▸ Task details
Extract, from the listing that follows, each line containing the word "Failures".

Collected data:
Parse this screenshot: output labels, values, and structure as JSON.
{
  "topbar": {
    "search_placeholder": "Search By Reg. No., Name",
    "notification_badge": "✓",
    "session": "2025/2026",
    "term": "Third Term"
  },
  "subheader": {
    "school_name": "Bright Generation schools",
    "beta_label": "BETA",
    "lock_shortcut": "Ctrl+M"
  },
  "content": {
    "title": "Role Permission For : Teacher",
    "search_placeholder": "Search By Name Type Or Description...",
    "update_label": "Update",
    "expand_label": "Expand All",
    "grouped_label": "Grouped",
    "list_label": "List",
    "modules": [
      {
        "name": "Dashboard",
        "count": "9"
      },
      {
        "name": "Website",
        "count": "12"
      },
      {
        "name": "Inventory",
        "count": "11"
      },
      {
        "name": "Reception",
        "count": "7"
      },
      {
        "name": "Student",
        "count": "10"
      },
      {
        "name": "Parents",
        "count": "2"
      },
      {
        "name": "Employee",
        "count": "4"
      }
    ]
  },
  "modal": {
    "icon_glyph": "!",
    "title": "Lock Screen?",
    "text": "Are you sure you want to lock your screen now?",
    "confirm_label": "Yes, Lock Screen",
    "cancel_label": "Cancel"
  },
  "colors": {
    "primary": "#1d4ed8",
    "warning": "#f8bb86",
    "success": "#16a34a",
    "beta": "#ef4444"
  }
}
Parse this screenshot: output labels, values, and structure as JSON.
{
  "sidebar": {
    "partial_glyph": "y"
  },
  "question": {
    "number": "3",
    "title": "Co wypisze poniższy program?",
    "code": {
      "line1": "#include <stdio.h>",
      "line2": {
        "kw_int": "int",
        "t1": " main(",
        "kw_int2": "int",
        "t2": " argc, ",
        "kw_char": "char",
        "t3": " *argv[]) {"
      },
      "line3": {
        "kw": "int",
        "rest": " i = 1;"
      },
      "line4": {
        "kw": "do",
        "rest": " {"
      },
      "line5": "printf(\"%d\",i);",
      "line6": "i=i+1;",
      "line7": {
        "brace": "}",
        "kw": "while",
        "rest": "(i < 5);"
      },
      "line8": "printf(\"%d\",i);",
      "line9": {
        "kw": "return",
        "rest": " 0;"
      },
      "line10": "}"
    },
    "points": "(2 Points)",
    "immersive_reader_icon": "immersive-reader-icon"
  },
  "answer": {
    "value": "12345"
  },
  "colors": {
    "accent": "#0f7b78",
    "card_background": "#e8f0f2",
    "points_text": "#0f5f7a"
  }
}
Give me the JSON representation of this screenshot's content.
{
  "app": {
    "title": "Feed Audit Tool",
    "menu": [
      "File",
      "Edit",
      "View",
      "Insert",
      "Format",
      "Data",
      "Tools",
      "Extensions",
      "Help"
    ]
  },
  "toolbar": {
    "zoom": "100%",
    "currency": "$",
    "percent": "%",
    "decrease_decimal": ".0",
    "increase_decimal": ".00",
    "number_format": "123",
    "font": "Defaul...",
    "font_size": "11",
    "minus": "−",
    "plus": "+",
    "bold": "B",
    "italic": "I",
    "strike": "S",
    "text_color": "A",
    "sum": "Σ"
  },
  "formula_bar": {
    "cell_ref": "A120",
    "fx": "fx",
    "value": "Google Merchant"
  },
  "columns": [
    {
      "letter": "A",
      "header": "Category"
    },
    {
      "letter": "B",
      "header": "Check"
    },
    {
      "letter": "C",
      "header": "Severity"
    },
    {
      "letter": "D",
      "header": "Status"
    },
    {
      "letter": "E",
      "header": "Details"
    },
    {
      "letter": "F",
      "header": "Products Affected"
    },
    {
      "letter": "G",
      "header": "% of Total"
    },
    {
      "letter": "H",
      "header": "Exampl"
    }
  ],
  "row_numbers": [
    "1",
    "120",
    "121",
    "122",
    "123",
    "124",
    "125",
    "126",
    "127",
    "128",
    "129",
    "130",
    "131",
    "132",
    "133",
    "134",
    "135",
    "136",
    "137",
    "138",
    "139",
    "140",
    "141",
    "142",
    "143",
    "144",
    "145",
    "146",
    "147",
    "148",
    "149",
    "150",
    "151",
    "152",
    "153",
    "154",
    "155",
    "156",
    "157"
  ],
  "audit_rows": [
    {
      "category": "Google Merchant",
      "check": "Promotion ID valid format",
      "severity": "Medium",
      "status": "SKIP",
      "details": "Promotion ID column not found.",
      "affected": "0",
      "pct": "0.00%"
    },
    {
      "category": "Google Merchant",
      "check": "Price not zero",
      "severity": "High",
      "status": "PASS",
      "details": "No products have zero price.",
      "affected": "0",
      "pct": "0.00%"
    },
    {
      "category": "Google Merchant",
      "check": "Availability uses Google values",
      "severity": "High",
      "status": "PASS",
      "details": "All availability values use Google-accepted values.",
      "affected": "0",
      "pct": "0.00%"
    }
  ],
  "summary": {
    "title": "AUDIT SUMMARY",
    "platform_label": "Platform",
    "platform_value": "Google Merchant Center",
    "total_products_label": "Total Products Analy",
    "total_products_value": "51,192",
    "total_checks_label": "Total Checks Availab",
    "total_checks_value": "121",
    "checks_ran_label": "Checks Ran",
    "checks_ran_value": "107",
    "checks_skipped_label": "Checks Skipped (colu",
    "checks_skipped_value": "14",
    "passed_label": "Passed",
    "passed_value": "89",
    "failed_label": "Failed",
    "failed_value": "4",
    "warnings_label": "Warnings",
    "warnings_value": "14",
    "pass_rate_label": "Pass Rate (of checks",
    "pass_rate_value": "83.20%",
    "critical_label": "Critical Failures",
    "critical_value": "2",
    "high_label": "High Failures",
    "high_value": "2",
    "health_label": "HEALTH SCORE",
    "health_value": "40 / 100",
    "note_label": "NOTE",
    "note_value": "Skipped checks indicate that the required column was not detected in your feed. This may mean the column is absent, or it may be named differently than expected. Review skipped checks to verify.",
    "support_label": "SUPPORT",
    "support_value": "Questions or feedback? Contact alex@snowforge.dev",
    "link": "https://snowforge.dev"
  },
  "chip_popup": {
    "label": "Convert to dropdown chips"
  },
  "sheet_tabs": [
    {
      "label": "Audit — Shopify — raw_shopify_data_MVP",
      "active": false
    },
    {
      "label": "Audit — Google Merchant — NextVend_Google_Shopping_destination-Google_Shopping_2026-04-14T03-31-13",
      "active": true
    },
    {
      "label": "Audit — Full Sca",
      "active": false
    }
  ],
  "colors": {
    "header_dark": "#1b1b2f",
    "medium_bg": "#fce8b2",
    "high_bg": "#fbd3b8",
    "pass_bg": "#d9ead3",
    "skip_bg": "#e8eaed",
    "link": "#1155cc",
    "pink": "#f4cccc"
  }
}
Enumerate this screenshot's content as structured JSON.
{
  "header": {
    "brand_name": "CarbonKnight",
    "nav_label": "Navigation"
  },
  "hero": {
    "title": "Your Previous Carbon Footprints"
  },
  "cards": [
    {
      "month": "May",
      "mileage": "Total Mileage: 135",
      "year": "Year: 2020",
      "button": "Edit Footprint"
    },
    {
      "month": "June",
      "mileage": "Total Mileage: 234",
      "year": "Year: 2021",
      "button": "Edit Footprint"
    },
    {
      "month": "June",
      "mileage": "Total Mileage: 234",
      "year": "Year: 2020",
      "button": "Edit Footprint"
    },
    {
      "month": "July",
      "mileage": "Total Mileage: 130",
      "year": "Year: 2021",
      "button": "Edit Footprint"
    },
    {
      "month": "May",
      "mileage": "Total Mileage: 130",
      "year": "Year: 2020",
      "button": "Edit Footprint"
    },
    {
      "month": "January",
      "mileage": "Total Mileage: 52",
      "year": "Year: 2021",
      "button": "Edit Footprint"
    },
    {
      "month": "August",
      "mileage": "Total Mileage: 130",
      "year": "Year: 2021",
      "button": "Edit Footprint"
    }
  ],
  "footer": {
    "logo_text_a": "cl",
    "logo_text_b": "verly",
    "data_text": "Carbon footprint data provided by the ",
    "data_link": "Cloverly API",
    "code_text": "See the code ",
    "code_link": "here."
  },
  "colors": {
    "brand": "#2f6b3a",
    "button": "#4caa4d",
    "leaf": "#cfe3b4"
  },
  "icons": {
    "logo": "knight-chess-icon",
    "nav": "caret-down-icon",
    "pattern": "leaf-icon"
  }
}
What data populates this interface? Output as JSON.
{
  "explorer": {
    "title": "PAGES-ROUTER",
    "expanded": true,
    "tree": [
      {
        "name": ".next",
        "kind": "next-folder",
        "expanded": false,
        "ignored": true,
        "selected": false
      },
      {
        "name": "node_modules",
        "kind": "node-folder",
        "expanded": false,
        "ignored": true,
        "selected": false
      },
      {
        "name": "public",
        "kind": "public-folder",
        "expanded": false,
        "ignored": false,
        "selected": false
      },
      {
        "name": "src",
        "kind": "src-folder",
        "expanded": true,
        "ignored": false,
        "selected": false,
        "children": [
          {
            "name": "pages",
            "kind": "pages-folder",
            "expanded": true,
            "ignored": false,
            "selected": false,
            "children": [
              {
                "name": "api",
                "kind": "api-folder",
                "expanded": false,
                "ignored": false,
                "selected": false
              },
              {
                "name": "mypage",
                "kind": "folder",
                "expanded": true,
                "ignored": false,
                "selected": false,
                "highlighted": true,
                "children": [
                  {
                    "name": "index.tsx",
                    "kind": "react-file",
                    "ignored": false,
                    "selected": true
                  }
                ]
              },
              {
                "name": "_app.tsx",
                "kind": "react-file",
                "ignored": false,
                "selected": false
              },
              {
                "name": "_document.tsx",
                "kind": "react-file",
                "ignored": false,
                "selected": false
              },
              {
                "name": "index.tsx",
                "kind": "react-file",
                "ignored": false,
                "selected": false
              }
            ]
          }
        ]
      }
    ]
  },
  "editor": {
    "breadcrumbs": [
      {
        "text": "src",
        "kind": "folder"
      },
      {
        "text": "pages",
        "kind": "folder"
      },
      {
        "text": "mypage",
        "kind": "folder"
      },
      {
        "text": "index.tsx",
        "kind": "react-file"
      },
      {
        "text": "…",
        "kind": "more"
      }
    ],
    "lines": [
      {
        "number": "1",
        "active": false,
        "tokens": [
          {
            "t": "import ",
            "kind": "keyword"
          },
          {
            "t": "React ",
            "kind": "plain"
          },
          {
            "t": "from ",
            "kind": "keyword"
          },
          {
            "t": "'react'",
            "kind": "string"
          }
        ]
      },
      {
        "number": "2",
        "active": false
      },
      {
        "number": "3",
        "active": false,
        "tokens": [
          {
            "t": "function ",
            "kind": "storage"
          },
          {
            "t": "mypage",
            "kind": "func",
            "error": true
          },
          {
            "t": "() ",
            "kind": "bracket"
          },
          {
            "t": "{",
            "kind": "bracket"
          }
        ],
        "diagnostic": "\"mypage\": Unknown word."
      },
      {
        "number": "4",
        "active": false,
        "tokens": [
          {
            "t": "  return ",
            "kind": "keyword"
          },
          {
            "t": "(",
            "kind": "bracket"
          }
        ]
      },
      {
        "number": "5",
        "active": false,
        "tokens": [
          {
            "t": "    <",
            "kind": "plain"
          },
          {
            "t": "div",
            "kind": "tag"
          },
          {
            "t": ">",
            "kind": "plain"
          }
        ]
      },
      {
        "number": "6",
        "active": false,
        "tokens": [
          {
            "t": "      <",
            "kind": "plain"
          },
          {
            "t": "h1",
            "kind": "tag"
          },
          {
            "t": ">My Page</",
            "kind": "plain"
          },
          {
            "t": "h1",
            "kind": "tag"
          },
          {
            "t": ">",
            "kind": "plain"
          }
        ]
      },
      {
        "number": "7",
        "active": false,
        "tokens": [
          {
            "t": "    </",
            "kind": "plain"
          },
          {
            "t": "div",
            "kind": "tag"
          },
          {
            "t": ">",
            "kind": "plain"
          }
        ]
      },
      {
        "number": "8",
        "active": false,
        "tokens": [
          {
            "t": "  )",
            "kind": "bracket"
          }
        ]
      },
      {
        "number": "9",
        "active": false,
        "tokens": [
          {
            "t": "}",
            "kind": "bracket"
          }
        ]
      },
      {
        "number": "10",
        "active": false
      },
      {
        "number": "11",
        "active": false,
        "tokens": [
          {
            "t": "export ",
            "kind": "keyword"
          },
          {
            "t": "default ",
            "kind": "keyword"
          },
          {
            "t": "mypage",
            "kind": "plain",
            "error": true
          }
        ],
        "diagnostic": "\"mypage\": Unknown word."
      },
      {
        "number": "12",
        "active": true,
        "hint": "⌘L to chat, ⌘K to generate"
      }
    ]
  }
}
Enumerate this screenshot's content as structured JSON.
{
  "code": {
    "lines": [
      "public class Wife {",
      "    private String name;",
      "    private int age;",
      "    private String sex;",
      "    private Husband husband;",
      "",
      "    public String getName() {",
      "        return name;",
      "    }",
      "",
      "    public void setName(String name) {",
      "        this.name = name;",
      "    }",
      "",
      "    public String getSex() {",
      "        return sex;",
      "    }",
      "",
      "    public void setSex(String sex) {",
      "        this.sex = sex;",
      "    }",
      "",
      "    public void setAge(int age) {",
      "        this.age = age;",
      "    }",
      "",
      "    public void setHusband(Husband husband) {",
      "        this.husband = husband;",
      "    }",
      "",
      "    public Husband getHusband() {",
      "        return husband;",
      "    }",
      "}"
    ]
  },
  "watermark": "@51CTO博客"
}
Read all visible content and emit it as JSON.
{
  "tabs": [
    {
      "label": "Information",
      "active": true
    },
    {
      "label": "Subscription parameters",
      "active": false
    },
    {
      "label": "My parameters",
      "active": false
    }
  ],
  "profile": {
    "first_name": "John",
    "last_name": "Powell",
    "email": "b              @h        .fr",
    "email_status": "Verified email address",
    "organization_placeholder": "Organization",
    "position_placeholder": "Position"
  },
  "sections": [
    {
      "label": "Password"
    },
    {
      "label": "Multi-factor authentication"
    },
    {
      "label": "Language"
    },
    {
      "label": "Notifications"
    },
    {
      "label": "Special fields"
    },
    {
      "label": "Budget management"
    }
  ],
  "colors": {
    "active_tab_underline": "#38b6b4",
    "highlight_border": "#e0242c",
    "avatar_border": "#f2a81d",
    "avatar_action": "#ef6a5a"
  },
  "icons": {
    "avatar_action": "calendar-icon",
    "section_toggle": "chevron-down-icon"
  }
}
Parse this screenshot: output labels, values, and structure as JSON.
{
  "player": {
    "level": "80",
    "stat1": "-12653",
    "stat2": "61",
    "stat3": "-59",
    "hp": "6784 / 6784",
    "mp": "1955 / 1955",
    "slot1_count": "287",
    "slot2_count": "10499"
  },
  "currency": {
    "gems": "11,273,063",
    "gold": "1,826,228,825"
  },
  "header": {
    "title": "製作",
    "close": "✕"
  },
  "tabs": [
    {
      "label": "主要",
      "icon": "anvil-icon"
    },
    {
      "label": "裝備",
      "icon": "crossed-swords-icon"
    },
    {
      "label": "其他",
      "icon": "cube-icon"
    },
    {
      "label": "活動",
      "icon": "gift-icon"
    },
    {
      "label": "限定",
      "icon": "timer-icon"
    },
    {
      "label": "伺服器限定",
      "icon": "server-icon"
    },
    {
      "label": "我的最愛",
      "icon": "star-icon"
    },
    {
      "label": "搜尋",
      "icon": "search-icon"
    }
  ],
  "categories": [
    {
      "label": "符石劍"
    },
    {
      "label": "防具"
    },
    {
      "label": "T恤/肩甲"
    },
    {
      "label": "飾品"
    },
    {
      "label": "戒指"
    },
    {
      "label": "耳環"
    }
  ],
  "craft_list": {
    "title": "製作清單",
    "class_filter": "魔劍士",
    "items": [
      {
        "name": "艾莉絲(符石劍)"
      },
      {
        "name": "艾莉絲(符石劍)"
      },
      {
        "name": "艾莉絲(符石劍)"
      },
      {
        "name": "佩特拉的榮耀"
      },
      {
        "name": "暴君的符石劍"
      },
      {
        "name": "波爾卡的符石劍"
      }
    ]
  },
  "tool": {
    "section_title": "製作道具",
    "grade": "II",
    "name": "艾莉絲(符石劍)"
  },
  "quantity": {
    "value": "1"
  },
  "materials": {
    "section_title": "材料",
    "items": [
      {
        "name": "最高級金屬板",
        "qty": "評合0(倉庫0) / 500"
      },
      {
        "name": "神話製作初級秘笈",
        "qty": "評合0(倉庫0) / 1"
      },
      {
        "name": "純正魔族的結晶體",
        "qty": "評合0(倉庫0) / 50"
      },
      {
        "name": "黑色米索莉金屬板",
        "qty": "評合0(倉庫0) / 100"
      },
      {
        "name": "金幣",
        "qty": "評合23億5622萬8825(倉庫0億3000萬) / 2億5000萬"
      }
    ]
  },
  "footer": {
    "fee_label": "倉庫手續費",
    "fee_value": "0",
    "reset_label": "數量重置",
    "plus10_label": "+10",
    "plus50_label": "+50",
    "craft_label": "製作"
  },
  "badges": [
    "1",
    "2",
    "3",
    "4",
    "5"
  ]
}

▸ Exercise result
    "critical_label": "Critical Failures",
    "high_label": "High Failures",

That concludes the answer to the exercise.